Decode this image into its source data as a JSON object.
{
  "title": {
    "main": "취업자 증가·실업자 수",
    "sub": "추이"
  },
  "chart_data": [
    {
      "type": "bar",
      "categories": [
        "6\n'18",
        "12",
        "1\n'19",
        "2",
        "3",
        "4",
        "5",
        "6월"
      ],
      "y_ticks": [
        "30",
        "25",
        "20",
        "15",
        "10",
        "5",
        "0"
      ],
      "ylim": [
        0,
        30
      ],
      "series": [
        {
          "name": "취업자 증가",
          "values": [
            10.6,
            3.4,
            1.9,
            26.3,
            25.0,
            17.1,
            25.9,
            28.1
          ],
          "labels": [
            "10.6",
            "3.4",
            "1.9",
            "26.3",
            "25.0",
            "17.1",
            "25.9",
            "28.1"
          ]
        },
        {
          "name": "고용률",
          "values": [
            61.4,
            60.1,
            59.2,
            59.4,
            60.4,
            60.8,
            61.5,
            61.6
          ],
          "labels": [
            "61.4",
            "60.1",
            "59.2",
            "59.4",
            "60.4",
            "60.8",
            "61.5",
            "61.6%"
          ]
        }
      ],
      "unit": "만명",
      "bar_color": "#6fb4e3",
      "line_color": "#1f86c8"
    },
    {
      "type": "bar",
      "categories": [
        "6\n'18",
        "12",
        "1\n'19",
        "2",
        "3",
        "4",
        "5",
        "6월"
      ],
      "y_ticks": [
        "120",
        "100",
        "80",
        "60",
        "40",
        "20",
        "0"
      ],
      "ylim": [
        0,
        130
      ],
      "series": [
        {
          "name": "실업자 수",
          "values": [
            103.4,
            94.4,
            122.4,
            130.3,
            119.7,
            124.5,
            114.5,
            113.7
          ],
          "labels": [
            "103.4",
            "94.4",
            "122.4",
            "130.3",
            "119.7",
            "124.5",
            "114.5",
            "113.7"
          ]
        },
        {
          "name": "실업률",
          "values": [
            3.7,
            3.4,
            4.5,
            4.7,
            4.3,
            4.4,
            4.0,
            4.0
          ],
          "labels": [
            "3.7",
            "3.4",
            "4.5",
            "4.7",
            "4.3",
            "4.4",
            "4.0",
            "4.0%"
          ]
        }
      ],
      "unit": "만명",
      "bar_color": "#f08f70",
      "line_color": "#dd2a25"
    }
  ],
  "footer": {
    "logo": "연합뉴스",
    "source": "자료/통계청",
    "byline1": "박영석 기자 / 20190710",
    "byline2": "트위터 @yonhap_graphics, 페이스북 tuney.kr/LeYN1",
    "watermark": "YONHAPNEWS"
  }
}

──────

Every entry above needs to be quoted exactly.

(ANSWER IN FULL)
Decode this image into its source data as a JSON object.
{
  "title": {
    "main": "취업자 증가·실업자 수",
    "sub": "추이"
  },
  "chart_data": [
    {
      "type": "bar",
      "categories": [
        "6\n'18",
        "12",
        "1\n'19",
        "2",
        "3",
        "4",
        "5",
        "6월"
      ],
      "y_ticks": [
        "30",
        "25",
        "20",
        "15",
        "10",
        "5",
        "0"
      ],
      "ylim": [
        0,
        30
      ],
      "series": [
        {
          "name": "취업자 증가",
          "values": [
            10.6,
            3.4,
            1.9,
            26.3,
            25.0,
            17.1,
            25.9,
            28.1
          ],
          "labels": [
            "10.6",
            "3.4",
            "1.9",
            "26.3",
            "25.0",
            "17.1",
            "25.9",
            "28.1"
          ]
        },
        {
          "name": "고용률",
          "values": [
            61.4,
            60.1,
            59.2,
            59.4,
            60.4,
            60.8,
            61.5,
            61.6
          ],
          "labels": [
            "61.4",
            "60.1",
            "59.2",
            "59.4",
            "60.4",
            "60.8",
            "61.5",
            "61.6%"
          ]
        }
      ],
      "unit": "만명",
      "bar_color": "#6fb4e3",
      "line_color": "#1f86c8"
    },
    {
      "type": "bar",
      "categories": [
        "6\n'18",
        "12",
        "1\n'19",
        "2",
        "3",
        "4",
        "5",
        "6월"
      ],
      "y_ticks": [
        "120",
        "100",
        "80",
        "60",
        "40",
        "20",
        "0"
      ],
      "ylim": [
        0,
        130
      ],
      "series": [
        {
          "name": "실업자 수",
          "values": [
            103.4,
            94.4,
            122.4,
            130.3,
            119.7,
            124.5,
            114.5,
            113.7
          ],
          "labels": [
            "103.4",
            "94.4",
            "122.4",
            "130.3",
            "119.7",
            "124.5",
            "114.5",
            "113.7"
          ]
        },
        {
          "name": "실업률",
          "values": [
            3.7,
            3.4,
            4.5,
            4.7,
            4.3,
            4.4,
            4.0,
            4.0
          ],
          "labels": [
            "3.7",
            "3.4",
            "4.5",
            "4.7",
            "4.3",
            "4.4",
            "4.0",
            "4.0%"
          ]
        }
      ],
      "unit": "만명",
      "bar_color": "#f08f70",
      "line_color": "#dd2a25"
    }
  ],
  "footer": {
    "logo": "연합뉴스",
    "source": "자료/통계청",
    "byline1": "박영석 기자 / 20190710",
    "byline2": "트위터 @yonhap_graphics, 페이스북 tuney.kr/LeYN1",
    "watermark": "YONHAPNEWS"
  }
}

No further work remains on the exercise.